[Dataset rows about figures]
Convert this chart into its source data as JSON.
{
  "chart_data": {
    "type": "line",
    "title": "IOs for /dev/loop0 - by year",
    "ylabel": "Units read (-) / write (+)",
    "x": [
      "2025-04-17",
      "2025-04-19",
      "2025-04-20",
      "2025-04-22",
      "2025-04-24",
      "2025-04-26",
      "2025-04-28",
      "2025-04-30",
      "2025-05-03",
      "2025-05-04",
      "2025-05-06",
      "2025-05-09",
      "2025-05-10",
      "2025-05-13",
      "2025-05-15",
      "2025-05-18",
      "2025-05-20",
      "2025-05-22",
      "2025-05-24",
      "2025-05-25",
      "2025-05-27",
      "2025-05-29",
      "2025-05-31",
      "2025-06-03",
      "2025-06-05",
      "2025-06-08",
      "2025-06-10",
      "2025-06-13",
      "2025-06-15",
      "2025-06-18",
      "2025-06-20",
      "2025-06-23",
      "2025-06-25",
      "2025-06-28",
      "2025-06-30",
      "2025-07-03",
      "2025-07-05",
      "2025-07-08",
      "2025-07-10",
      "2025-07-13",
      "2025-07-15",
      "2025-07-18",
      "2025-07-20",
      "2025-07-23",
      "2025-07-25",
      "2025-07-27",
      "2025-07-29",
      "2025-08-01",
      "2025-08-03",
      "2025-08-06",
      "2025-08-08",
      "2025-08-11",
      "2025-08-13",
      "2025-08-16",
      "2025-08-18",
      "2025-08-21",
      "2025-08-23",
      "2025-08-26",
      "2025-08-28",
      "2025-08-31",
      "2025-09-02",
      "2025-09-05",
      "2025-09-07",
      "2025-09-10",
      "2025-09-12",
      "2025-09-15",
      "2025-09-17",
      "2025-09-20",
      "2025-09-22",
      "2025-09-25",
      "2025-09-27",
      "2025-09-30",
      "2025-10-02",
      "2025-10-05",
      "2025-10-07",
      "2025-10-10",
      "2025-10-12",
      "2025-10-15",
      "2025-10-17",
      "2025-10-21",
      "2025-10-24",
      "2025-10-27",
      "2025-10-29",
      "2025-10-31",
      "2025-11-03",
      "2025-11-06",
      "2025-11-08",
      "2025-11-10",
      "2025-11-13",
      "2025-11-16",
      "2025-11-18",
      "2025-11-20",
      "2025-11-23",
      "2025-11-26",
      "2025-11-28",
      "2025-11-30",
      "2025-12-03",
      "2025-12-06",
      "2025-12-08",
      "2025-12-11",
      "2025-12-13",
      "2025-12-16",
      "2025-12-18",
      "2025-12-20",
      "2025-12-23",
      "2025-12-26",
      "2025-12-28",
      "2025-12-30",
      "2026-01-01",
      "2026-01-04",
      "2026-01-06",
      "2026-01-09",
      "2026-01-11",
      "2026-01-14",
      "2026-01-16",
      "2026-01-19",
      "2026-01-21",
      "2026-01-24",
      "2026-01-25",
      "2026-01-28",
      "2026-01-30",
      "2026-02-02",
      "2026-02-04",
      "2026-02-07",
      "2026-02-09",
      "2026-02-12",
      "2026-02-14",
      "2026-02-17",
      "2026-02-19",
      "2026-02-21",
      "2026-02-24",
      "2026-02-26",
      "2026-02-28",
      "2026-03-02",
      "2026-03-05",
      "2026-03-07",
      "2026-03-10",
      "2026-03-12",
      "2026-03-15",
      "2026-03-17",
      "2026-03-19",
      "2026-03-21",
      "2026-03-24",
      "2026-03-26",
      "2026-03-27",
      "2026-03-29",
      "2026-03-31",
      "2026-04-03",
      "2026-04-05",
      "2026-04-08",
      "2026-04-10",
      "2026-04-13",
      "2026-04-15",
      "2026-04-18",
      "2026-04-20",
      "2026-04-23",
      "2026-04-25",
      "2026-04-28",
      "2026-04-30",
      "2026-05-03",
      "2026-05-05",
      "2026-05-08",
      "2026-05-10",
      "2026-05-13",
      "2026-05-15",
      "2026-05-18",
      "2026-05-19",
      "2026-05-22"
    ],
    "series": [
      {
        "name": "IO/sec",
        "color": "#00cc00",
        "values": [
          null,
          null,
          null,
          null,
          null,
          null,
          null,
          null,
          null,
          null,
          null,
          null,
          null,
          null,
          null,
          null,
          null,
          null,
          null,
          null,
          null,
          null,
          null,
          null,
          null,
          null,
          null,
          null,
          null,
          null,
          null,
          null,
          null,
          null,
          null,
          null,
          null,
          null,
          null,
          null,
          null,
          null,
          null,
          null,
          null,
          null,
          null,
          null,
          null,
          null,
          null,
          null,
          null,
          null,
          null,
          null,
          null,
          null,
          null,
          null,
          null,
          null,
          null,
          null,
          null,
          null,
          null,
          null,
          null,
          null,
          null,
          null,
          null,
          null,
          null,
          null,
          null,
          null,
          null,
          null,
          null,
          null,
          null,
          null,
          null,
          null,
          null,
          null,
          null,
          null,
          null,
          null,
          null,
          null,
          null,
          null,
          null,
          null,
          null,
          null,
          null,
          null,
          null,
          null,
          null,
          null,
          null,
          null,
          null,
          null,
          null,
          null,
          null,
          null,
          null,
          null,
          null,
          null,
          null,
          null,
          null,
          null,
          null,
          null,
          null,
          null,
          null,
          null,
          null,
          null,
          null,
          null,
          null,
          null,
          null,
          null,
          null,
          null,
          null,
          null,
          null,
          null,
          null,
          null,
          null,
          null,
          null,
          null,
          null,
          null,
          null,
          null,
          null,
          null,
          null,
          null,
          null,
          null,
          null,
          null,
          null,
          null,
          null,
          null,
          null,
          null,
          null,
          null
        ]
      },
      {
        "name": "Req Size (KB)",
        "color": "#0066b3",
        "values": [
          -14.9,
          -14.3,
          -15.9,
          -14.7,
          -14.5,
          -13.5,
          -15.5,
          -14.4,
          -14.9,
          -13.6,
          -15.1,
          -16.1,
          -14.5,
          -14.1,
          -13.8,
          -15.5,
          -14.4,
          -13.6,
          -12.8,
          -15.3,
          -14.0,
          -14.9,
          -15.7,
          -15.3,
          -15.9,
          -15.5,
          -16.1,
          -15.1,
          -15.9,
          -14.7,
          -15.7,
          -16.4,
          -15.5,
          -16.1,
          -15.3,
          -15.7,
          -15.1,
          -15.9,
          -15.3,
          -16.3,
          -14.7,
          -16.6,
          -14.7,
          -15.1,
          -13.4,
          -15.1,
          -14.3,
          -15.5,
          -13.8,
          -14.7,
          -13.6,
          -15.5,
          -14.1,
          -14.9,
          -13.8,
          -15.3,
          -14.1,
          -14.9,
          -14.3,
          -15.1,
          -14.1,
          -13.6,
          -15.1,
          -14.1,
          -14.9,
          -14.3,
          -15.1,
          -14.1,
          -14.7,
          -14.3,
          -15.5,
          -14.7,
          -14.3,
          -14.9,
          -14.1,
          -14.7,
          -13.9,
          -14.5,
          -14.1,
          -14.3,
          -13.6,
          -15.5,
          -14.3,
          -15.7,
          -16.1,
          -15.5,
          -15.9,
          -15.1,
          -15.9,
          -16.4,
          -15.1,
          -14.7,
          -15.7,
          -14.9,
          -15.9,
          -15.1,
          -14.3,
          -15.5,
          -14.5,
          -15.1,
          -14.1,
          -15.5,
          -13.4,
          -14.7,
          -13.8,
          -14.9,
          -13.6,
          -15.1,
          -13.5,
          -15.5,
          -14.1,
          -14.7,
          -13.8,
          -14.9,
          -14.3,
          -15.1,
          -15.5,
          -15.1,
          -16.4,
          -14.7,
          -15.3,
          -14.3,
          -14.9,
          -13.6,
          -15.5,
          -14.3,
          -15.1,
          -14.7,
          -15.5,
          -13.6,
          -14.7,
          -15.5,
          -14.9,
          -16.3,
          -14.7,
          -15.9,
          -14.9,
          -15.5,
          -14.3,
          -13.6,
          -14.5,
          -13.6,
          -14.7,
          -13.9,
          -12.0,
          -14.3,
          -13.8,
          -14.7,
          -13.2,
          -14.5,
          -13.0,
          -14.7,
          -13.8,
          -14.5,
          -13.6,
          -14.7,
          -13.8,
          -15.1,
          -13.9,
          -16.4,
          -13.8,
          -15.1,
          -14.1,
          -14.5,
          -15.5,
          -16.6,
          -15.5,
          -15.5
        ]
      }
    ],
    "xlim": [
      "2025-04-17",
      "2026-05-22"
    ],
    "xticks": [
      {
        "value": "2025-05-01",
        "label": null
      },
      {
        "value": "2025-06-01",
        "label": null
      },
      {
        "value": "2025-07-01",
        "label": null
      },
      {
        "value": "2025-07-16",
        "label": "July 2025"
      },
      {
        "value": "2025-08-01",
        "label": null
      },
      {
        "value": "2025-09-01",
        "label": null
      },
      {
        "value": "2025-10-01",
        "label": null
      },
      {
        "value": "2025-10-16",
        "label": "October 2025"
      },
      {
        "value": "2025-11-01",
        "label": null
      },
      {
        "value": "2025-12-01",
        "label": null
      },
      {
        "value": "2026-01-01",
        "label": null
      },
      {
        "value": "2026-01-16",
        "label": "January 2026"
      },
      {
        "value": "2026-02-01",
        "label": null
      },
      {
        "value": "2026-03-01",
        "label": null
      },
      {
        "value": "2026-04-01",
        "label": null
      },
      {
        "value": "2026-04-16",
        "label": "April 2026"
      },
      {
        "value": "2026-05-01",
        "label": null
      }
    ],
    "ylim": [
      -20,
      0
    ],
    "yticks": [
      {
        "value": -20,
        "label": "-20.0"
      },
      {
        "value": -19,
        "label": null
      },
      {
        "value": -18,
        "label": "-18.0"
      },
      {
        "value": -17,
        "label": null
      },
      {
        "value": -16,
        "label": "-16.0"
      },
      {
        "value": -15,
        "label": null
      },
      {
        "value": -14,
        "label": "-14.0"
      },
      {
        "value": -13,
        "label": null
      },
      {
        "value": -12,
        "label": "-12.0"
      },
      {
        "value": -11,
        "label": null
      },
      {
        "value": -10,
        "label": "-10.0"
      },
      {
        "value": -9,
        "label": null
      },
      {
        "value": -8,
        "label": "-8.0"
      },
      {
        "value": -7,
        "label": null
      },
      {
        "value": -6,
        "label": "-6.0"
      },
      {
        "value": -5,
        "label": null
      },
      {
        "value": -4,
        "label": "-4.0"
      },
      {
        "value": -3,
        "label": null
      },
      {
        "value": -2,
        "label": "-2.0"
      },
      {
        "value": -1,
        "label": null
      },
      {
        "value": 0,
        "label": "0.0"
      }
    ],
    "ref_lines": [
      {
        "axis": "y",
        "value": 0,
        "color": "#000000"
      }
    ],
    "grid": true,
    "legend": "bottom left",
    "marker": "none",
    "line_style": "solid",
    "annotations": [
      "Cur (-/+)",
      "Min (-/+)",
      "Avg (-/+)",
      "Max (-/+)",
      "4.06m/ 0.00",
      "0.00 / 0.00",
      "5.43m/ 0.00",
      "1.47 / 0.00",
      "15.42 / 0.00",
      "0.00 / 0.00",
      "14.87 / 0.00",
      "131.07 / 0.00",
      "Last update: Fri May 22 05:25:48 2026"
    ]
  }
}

→ **WHAT YOU ARE ASKED TO DO**
Check each line above for the string "color" and show the ones that have it.

→ **RESPONSE BELOW**
        "color": "#00cc00",
        "color": "#0066b3",
        "color": "#000000"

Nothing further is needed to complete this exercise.